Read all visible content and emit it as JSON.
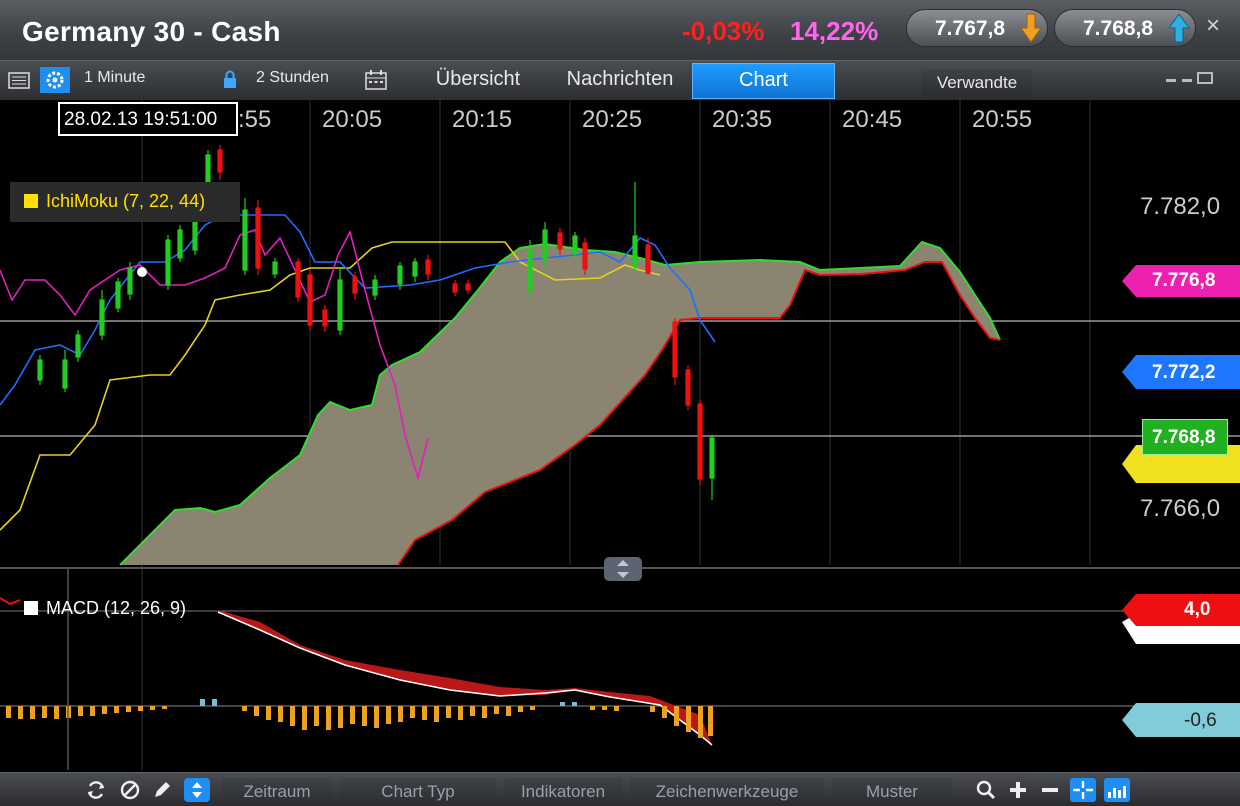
{
  "header": {
    "title": "Germany 30 - Cash",
    "change_percent": "-0,03%",
    "spread_percent": "14,22%",
    "sell_price": "7.767,8",
    "buy_price": "7.768,8",
    "close_symbol": "×"
  },
  "toolbar": {
    "interval": "1 Minute",
    "range": "2 Stunden",
    "tabs": [
      {
        "label": "Übersicht",
        "active": false
      },
      {
        "label": "Nachrichten",
        "active": false
      },
      {
        "label": "Chart",
        "active": true
      }
    ],
    "related": "Verwandte"
  },
  "chart": {
    "cursor_time": "28.02.13 19:51:00",
    "time_labels": [
      ":55",
      "20:05",
      "20:15",
      "20:25",
      "20:35",
      "20:45",
      "20:55"
    ],
    "price_labels": [
      "7.782,0",
      "7.766,0"
    ],
    "indicator_label": "IchiMoku (7, 22, 44)",
    "tags": {
      "magenta": "7.776,8",
      "blue": "7.772,2",
      "green": "7.768,8"
    },
    "colors": {
      "bullish": "#22cc22",
      "bearish": "#ee1111",
      "tenkan": "#1e6fff",
      "kijun": "#e8d020",
      "chikou": "#e020c0",
      "cloud": "#8a8470"
    }
  },
  "macd": {
    "label": "MACD (12, 26, 9)",
    "value_tag": "4,0",
    "histogram_tag": "-0,6"
  },
  "bottom_toolbar": {
    "menus": [
      "Zeitraum",
      "Chart Typ",
      "Indikatoren",
      "Zeichenwerkzeuge",
      "Muster"
    ]
  }
}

◇ ◇ ◇ ◇ ◇

Directions:
Give every line above again exactly, with no pictures.

Written answer:
Read all visible content and emit it as JSON.
{
  "header": {
    "title": "Germany 30 - Cash",
    "change_percent": "-0,03%",
    "spread_percent": "14,22%",
    "sell_price": "7.767,8",
    "buy_price": "7.768,8",
    "close_symbol": "×"
  },
  "toolbar": {
    "interval": "1 Minute",
    "range": "2 Stunden",
    "tabs": [
      {
        "label": "Übersicht",
        "active": false
      },
      {
        "label": "Nachrichten",
        "active": false
      },
      {
        "label": "Chart",
        "active": true
      }
    ],
    "related": "Verwandte"
  },
  "chart": {
    "cursor_time": "28.02.13 19:51:00",
    "time_labels": [
      ":55",
      "20:05",
      "20:15",
      "20:25",
      "20:35",
      "20:45",
      "20:55"
    ],
    "price_labels": [
      "7.782,0",
      "7.766,0"
    ],
    "indicator_label": "IchiMoku (7, 22, 44)",
    "tags": {
      "magenta": "7.776,8",
      "blue": "7.772,2",
      "green": "7.768,8"
    },
    "colors": {
      "bullish": "#22cc22",
      "bearish": "#ee1111",
      "tenkan": "#1e6fff",
      "kijun": "#e8d020",
      "chikou": "#e020c0",
      "cloud": "#8a8470"
    }
  },
  "macd": {
    "label": "MACD (12, 26, 9)",
    "value_tag": "4,0",
    "histogram_tag": "-0,6"
  },
  "bottom_toolbar": {
    "menus": [
      "Zeitraum",
      "Chart Typ",
      "Indikatoren",
      "Zeichenwerkzeuge",
      "Muster"
    ]
  }
}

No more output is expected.